> _PROBLEM_
Extract the full listing verbatim and drop any pictures from your copy.

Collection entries

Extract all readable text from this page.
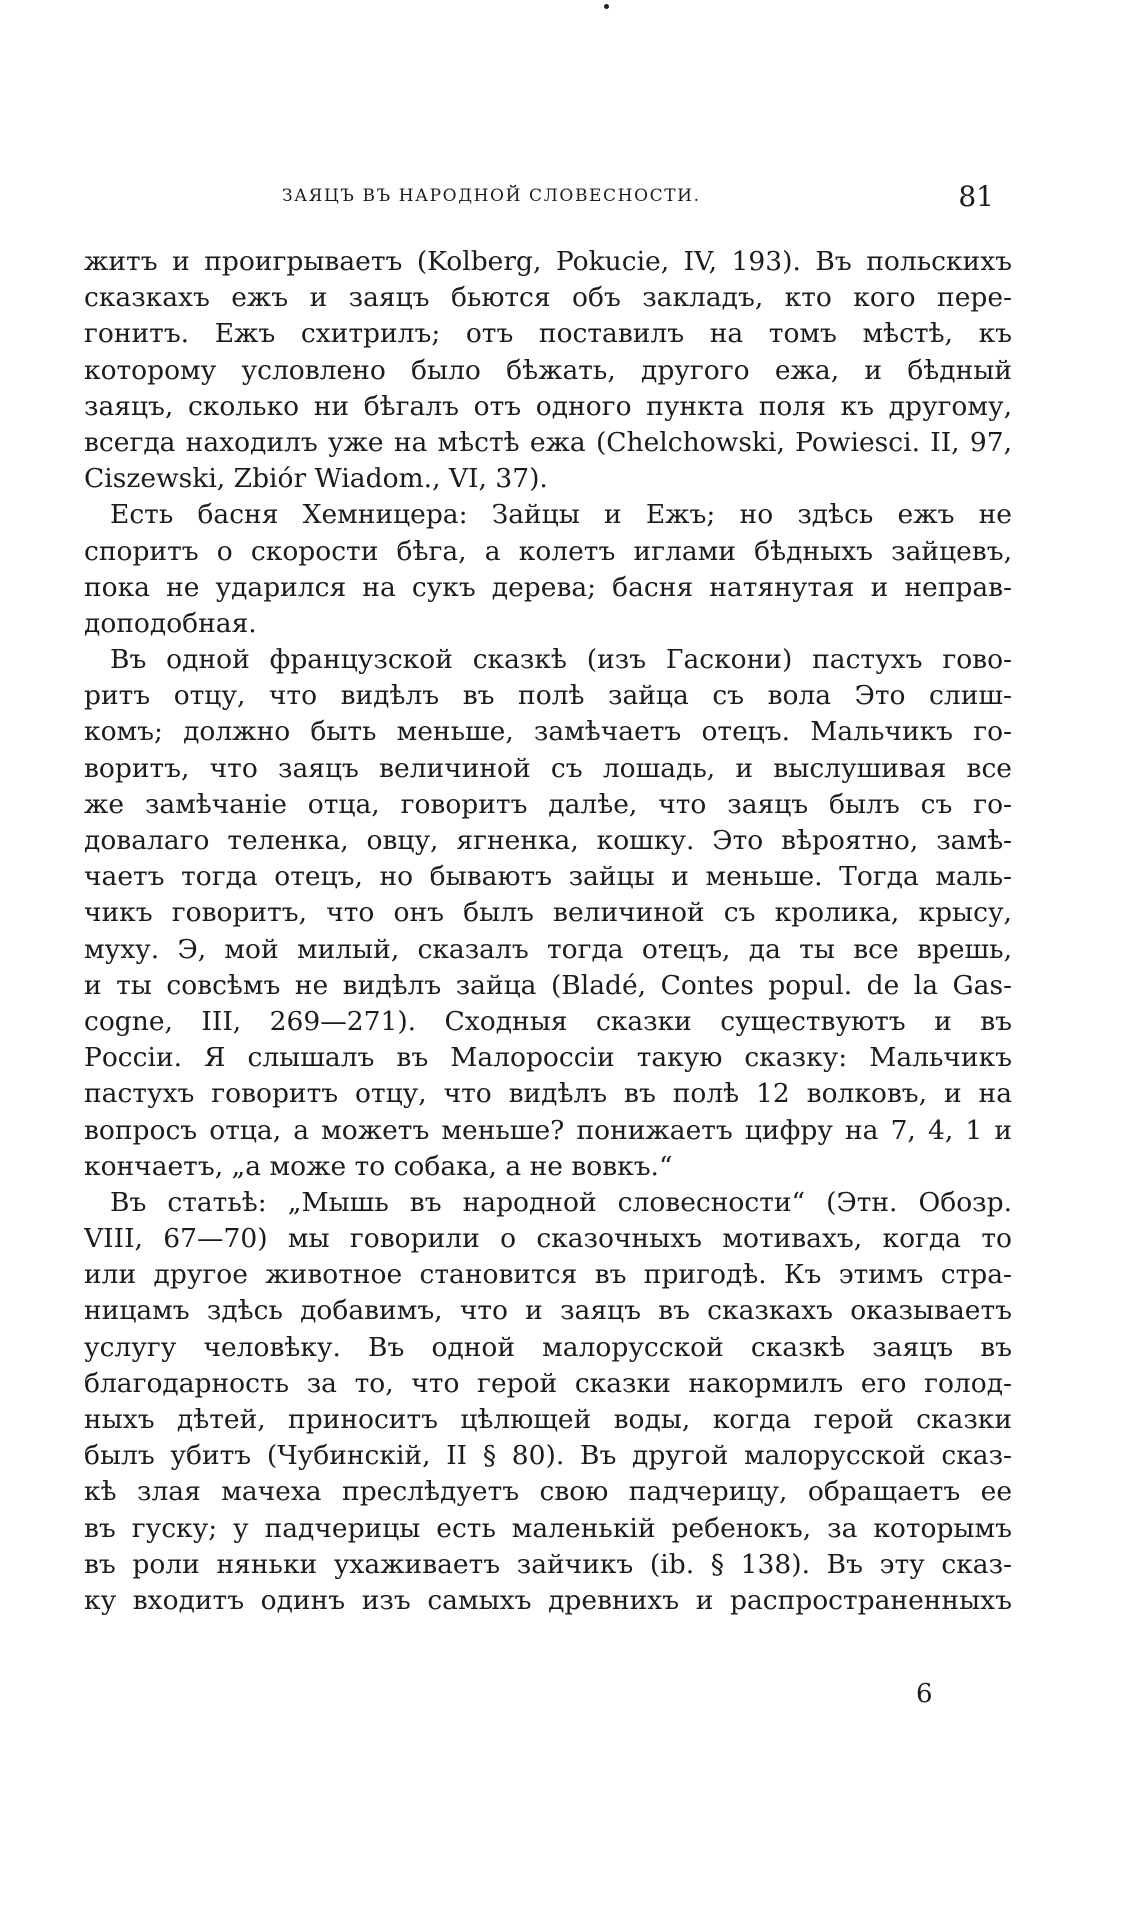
ЗАЯЦЪ ВЪ НАРОДНОЙ СЛОВЕСНОСТИ.	81
житъ и проигрываетъ (Kolberg, Pokucie, IV, 193). Въ польскихъ
сказкахъ ежъ и заяцъ бьются объ закладъ, кто кого пере-
гонитъ. Ежъ схитрилъ; отъ поставилъ на томъ мѣстѣ, къ
которому условлено было бѣжать, другого ежа, и бѣдный
заяцъ, сколько ни бѣгалъ отъ одного пункта поля къ другому,
всегда находилъ уже на мѣстѣ ежа (Chelchowski, Powiesci. II, 97,
Ciszewski, Zbiór Wiadom., VI, 37).
Есть басня Хемницера: Зайцы и Ежъ; но здѣсь ежъ не
споритъ о скорости бѣга, а колетъ иглами бѣдныхъ зайцевъ,
пока не ударился на сукъ дерева; басня натянутая и неправ-
доподобная.
Въ одной французской сказкѣ (изъ Гаскони) пастухъ гово-
ритъ отцу, что видѣлъ въ полѣ зайца съ вола Это слиш-
комъ; должно быть меньше, замѣчаетъ отецъ. Мальчикъ го-
воритъ, что заяцъ величиной съ лошадь, и выслушивая все
же замѣчаніе отца, говоритъ далѣе, что заяцъ былъ съ го-
довалаго теленка, овцу, ягненка, кошку. Это вѣроятно, замѣ-
чаетъ тогда отецъ, но бываютъ зайцы и меньше. Тогда маль-
чикъ говоритъ, что онъ былъ величиной съ кролика, крысу,
муху. Э, мой милый, сказалъ тогда отецъ, да ты все врешь,
и ты совсѣмъ не видѣлъ зайца (Bladé, Contes popul. de la Gas-
cogne, III, 269—271). Сходныя сказки существуютъ и въ
Россіи. Я слышалъ въ Малороссіи такую сказку: Мальчикъ
пастухъ говоритъ отцу, что видѣлъ въ полѣ 12 волковъ, и на
вопросъ отца, а можетъ меньше? понижаетъ цифру на 7, 4, 1 и
кончаетъ, „а може то собака, а не вовкъ.“
Въ статьѣ: „Мышь въ народной словесности“ (Этн. Обозр.
VIII, 67—70) мы говорили о сказочныхъ мотивахъ, когда то
или другое животное становится въ пригодѣ. Къ этимъ стра-
ницамъ здѣсь добавимъ, что и заяцъ въ сказкахъ оказываетъ
услугу человѣку. Въ одной малорусской сказкѣ заяцъ въ
благодарность за то, что герой сказки накормилъ его голод-
ныхъ дѣтей, приноситъ цѣлющей воды, когда герой сказки
былъ убитъ (Чубинскій, II § 80). Въ другой малорусской сказ-
кѣ злая мачеха преслѣдуетъ свою падчерицу, обращаетъ ее
въ гуску; у падчерицы есть маленькій ребенокъ, за которымъ
въ роли няньки ухаживаетъ зайчикъ (ib. § 138). Въ эту сказ-
ку входитъ одинъ изъ самыхъ древнихъ и распространенныхъ
6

> _THE OUTPUT_
Extract all readable text from this page.
ЗАЯЦЪ ВЪ НАРОДНОЙ СЛОВЕСНОСТИ.	81
житъ и проигрываетъ (Kolberg, Pokucie, IV, 193). Въ польскихъ
сказкахъ ежъ и заяцъ бьются объ закладъ, кто кого пере-
гонитъ. Ежъ схитрилъ; отъ поставилъ на томъ мѣстѣ, къ
которому условлено было бѣжать, другого ежа, и бѣдный
заяцъ, сколько ни бѣгалъ отъ одного пункта поля къ другому,
всегда находилъ уже на мѣстѣ ежа (Chelchowski, Powiesci. II, 97,
Ciszewski, Zbiór Wiadom., VI, 37).
Есть басня Хемницера: Зайцы и Ежъ; но здѣсь ежъ не
споритъ о скорости бѣга, а колетъ иглами бѣдныхъ зайцевъ,
пока не ударился на сукъ дерева; басня натянутая и неправ-
доподобная.
Въ одной французской сказкѣ (изъ Гаскони) пастухъ гово-
ритъ отцу, что видѣлъ въ полѣ зайца съ вола Это слиш-
комъ; должно быть меньше, замѣчаетъ отецъ. Мальчикъ го-
воритъ, что заяцъ величиной съ лошадь, и выслушивая все
же замѣчаніе отца, говоритъ далѣе, что заяцъ былъ съ го-
довалаго теленка, овцу, ягненка, кошку. Это вѣроятно, замѣ-
чаетъ тогда отецъ, но бываютъ зайцы и меньше. Тогда маль-
чикъ говоритъ, что онъ былъ величиной съ кролика, крысу,
муху. Э, мой милый, сказалъ тогда отецъ, да ты все врешь,
и ты совсѣмъ не видѣлъ зайца (Bladé, Contes popul. de la Gas-
cogne, III, 269—271). Сходныя сказки существуютъ и въ
Россіи. Я слышалъ въ Малороссіи такую сказку: Мальчикъ
пастухъ говоритъ отцу, что видѣлъ въ полѣ 12 волковъ, и на
вопросъ отца, а можетъ меньше? понижаетъ цифру на 7, 4, 1 и
кончаетъ, „а може то собака, а не вовкъ.“
Въ статьѣ: „Мышь въ народной словесности“ (Этн. Обозр.
VIII, 67—70) мы говорили о сказочныхъ мотивахъ, когда то
или другое животное становится въ пригодѣ. Къ этимъ стра-
ницамъ здѣсь добавимъ, что и заяцъ въ сказкахъ оказываетъ
услугу человѣку. Въ одной малорусской сказкѣ заяцъ въ
благодарность за то, что герой сказки накормилъ его голод-
ныхъ дѣтей, приноситъ цѣлющей воды, когда герой сказки
былъ убитъ (Чубинскій, II § 80). Въ другой малорусской сказ-
кѣ злая мачеха преслѣдуетъ свою падчерицу, обращаетъ ее
въ гуску; у падчерицы есть маленькій ребенокъ, за которымъ
въ роли няньки ухаживаетъ зайчикъ (ib. § 138). Въ эту сказ-
ку входитъ одинъ изъ самыхъ древнихъ и распространенныхъ
6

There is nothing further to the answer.